▶ [Instructions to follow]: Everything in the data should be repeated exactly, save for the images.

## start Data provided

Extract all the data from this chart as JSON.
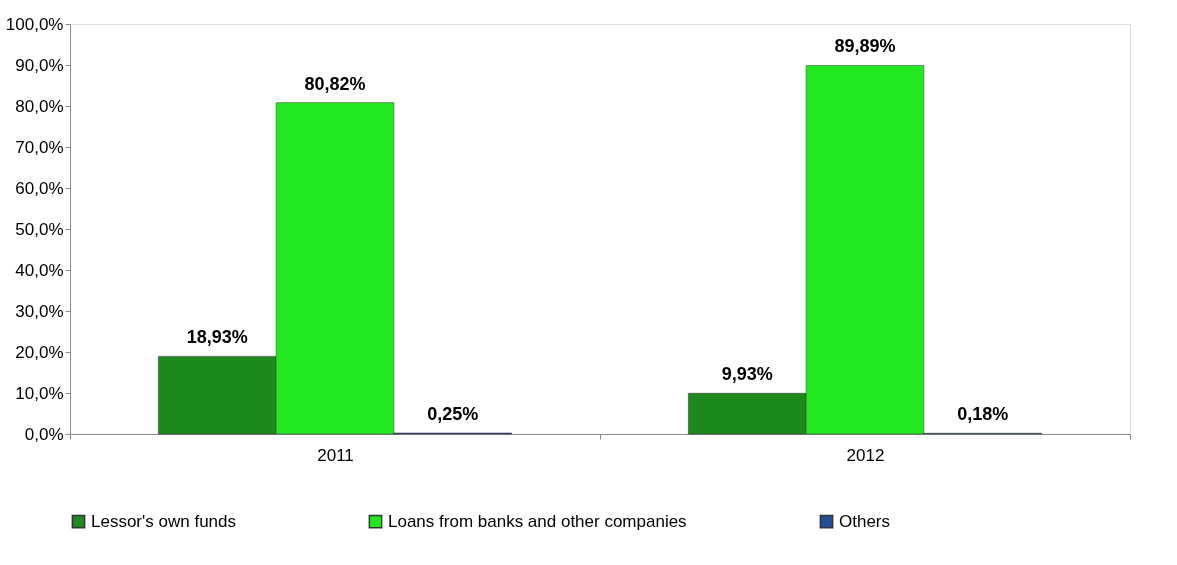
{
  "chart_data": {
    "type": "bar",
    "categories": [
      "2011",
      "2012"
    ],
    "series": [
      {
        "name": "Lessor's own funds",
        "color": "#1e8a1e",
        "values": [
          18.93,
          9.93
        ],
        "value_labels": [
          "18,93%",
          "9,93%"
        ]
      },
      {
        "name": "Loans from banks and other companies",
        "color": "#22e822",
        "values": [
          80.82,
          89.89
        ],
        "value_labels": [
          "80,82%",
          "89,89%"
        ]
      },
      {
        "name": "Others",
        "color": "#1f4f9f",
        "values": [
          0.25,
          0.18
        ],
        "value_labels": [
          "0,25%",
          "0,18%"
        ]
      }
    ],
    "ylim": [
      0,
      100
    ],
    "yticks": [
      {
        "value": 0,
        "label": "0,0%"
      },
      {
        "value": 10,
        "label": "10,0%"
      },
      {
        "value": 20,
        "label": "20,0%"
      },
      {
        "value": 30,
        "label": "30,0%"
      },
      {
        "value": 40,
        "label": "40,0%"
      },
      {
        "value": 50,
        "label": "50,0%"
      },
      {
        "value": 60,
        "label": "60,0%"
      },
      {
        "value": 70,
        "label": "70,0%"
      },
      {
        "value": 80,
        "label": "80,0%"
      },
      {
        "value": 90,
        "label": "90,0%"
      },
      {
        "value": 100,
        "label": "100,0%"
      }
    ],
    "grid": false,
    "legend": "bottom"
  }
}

## end Data provided

▶ [Output for this exercise]:
Extract all the data from this chart as JSON.
{
  "chart_data": {
    "type": "bar",
    "categories": [
      "2011",
      "2012"
    ],
    "series": [
      {
        "name": "Lessor's own funds",
        "color": "#1e8a1e",
        "values": [
          18.93,
          9.93
        ],
        "value_labels": [
          "18,93%",
          "9,93%"
        ]
      },
      {
        "name": "Loans from banks and other companies",
        "color": "#22e822",
        "values": [
          80.82,
          89.89
        ],
        "value_labels": [
          "80,82%",
          "89,89%"
        ]
      },
      {
        "name": "Others",
        "color": "#1f4f9f",
        "values": [
          0.25,
          0.18
        ],
        "value_labels": [
          "0,25%",
          "0,18%"
        ]
      }
    ],
    "ylim": [
      0,
      100
    ],
    "yticks": [
      {
        "value": 0,
        "label": "0,0%"
      },
      {
        "value": 10,
        "label": "10,0%"
      },
      {
        "value": 20,
        "label": "20,0%"
      },
      {
        "value": 30,
        "label": "30,0%"
      },
      {
        "value": 40,
        "label": "40,0%"
      },
      {
        "value": 50,
        "label": "50,0%"
      },
      {
        "value": 60,
        "label": "60,0%"
      },
      {
        "value": 70,
        "label": "70,0%"
      },
      {
        "value": 80,
        "label": "80,0%"
      },
      {
        "value": 90,
        "label": "90,0%"
      },
      {
        "value": 100,
        "label": "100,0%"
      }
    ],
    "grid": false,
    "legend": "bottom"
  }
}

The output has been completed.